- Instruction
Below, find each line holding "samochodu" and state how many there are, using the number alone.

- Recorded information
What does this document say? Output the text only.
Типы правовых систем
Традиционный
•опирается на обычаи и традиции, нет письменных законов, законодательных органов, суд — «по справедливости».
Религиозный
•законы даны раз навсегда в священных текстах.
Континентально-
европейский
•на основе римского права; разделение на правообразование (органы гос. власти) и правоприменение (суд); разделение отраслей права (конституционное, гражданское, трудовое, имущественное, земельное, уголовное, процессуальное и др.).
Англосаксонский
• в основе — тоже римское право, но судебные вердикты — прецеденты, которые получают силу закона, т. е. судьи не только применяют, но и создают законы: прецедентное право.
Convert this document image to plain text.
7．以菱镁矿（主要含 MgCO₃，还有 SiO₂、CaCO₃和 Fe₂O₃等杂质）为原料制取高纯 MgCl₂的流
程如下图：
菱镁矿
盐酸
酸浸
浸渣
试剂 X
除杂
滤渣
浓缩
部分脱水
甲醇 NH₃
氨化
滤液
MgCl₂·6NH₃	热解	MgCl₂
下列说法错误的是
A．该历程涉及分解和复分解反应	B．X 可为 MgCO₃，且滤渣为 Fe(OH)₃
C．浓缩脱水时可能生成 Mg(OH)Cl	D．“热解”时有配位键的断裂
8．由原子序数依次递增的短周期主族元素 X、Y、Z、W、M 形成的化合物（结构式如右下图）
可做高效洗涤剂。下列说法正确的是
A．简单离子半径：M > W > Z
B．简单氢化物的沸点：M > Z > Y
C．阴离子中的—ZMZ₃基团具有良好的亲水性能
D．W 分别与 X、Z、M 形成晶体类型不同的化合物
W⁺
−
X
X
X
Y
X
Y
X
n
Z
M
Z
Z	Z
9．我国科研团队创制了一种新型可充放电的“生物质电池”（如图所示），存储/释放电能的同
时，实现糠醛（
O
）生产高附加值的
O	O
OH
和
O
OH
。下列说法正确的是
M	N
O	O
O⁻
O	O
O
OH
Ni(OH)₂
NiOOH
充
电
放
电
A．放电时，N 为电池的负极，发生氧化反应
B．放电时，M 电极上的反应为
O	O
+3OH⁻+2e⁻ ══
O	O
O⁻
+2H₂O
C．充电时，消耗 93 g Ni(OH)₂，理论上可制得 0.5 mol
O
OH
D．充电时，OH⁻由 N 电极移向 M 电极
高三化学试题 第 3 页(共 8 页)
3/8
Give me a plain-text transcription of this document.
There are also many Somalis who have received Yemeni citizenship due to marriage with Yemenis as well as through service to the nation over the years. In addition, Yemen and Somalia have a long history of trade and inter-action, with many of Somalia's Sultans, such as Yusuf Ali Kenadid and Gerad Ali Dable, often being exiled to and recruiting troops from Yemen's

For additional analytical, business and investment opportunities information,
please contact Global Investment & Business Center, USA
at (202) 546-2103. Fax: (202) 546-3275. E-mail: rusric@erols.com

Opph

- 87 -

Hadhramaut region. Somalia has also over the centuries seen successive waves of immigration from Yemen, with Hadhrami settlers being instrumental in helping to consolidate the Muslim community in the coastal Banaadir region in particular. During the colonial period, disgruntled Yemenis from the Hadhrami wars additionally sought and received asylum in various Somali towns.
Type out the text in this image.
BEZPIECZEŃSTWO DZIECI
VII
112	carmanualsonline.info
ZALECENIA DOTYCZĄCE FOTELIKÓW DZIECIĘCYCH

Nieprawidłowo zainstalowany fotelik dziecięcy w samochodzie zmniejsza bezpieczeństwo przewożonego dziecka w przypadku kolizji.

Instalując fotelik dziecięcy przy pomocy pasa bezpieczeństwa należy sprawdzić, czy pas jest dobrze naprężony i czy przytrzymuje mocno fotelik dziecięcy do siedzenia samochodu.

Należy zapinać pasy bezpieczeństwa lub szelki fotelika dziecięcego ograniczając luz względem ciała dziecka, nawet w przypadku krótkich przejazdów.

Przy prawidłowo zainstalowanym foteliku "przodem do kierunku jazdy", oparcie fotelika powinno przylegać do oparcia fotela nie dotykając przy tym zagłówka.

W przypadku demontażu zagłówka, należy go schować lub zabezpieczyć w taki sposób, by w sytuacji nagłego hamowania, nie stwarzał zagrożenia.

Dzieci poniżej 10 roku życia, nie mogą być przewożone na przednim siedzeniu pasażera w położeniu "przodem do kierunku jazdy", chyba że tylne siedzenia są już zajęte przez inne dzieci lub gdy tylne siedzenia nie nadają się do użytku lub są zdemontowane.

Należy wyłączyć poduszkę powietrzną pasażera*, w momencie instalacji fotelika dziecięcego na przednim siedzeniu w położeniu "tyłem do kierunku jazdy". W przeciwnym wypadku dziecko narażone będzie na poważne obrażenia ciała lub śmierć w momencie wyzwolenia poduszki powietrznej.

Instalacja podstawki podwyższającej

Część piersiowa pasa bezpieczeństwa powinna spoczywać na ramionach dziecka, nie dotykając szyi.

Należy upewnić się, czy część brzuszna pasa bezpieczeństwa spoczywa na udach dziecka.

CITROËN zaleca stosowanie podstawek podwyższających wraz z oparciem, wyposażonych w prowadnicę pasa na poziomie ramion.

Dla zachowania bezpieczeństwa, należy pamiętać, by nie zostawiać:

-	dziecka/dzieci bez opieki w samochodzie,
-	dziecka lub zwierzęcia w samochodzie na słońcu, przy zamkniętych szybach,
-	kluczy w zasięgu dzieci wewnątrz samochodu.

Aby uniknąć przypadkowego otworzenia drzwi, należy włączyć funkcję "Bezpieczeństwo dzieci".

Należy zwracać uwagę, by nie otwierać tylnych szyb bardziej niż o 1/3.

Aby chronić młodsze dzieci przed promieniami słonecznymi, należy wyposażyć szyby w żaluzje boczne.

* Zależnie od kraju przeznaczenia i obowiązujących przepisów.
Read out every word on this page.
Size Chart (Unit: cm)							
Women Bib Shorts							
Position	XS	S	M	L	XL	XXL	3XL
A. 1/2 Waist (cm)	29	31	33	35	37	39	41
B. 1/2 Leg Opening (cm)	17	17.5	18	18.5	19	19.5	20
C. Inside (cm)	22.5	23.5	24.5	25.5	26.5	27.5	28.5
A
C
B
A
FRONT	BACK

- The solution
2